**Exercise**. Exactly as they appear, output all of the entries.
+--
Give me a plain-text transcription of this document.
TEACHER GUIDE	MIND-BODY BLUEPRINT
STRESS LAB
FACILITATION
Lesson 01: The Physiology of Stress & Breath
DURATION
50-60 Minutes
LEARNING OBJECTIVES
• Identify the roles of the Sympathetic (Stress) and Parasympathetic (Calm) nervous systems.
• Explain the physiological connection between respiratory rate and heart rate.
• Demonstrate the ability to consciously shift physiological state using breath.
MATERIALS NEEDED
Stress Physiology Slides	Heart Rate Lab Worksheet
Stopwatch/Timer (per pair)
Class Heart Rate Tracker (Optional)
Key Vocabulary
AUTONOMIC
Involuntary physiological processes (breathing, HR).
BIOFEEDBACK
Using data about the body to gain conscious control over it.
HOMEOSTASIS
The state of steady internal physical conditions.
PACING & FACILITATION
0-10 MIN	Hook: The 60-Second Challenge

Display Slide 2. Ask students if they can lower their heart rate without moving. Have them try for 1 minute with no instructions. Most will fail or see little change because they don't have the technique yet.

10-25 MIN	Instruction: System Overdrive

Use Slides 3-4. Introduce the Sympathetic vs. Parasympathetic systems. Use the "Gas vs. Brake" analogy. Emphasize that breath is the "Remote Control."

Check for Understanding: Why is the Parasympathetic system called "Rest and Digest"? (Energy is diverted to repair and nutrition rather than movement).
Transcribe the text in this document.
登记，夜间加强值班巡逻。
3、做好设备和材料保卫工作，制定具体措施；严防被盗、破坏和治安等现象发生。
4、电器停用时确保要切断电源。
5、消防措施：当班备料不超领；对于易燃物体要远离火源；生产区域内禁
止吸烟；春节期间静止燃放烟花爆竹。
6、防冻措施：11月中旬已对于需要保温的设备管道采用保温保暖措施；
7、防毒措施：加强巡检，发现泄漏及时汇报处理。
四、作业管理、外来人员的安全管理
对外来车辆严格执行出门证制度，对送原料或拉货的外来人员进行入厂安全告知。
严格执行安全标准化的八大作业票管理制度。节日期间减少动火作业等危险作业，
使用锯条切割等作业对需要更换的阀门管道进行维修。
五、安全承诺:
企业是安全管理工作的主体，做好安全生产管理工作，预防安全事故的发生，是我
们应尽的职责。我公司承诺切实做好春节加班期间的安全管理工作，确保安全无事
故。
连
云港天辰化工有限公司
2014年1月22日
+--
**The result**.
Give me a plain-text transcription of this document.
TEACHER GUIDE	MIND-BODY BLUEPRINT
STRESS LAB
FACILITATION
Lesson 01: The Physiology of Stress & Breath
DURATION
50-60 Minutes
LEARNING OBJECTIVES
• Identify the roles of the Sympathetic (Stress) and Parasympathetic (Calm) nervous systems.
• Explain the physiological connection between respiratory rate and heart rate.
• Demonstrate the ability to consciously shift physiological state using breath.
MATERIALS NEEDED
Stress Physiology Slides	Heart Rate Lab Worksheet
Stopwatch/Timer (per pair)
Class Heart Rate Tracker (Optional)
Key Vocabulary
AUTONOMIC
Involuntary physiological processes (breathing, HR).
BIOFEEDBACK
Using data about the body to gain conscious control over it.
HOMEOSTASIS
The state of steady internal physical conditions.
PACING & FACILITATION
0-10 MIN	Hook: The 60-Second Challenge

Display Slide 2. Ask students if they can lower their heart rate without moving. Have them try for 1 minute with no instructions. Most will fail or see little change because they don't have the technique yet.

10-25 MIN	Instruction: System Overdrive

Use Slides 3-4. Introduce the Sympathetic vs. Parasympathetic systems. Use the "Gas vs. Brake" analogy. Emphasize that breath is the "Remote Control."

Check for Understanding: Why is the Parasympathetic system called "Rest and Digest"? (Energy is diverted to repair and nutrition rather than movement).
Transcribe the text in this document.
登记，夜间加强值班巡逻。
3、做好设备和材料保卫工作，制定具体措施；严防被盗、破坏和治安等现象发生。
4、电器停用时确保要切断电源。
5、消防措施：当班备料不超领；对于易燃物体要远离火源；生产区域内禁
止吸烟；春节期间静止燃放烟花爆竹。
6、防冻措施：11月中旬已对于需要保温的设备管道采用保温保暖措施；
7、防毒措施：加强巡检，发现泄漏及时汇报处理。
四、作业管理、外来人员的安全管理
对外来车辆严格执行出门证制度，对送原料或拉货的外来人员进行入厂安全告知。
严格执行安全标准化的八大作业票管理制度。节日期间减少动火作业等危险作业，
使用锯条切割等作业对需要更换的阀门管道进行维修。
五、安全承诺:
企业是安全管理工作的主体，做好安全生产管理工作，预防安全事故的发生，是我
们应尽的职责。我公司承诺切实做好春节加班期间的安全管理工作，确保安全无事
故。
连
云港天辰化工有限公司
2014年1月22日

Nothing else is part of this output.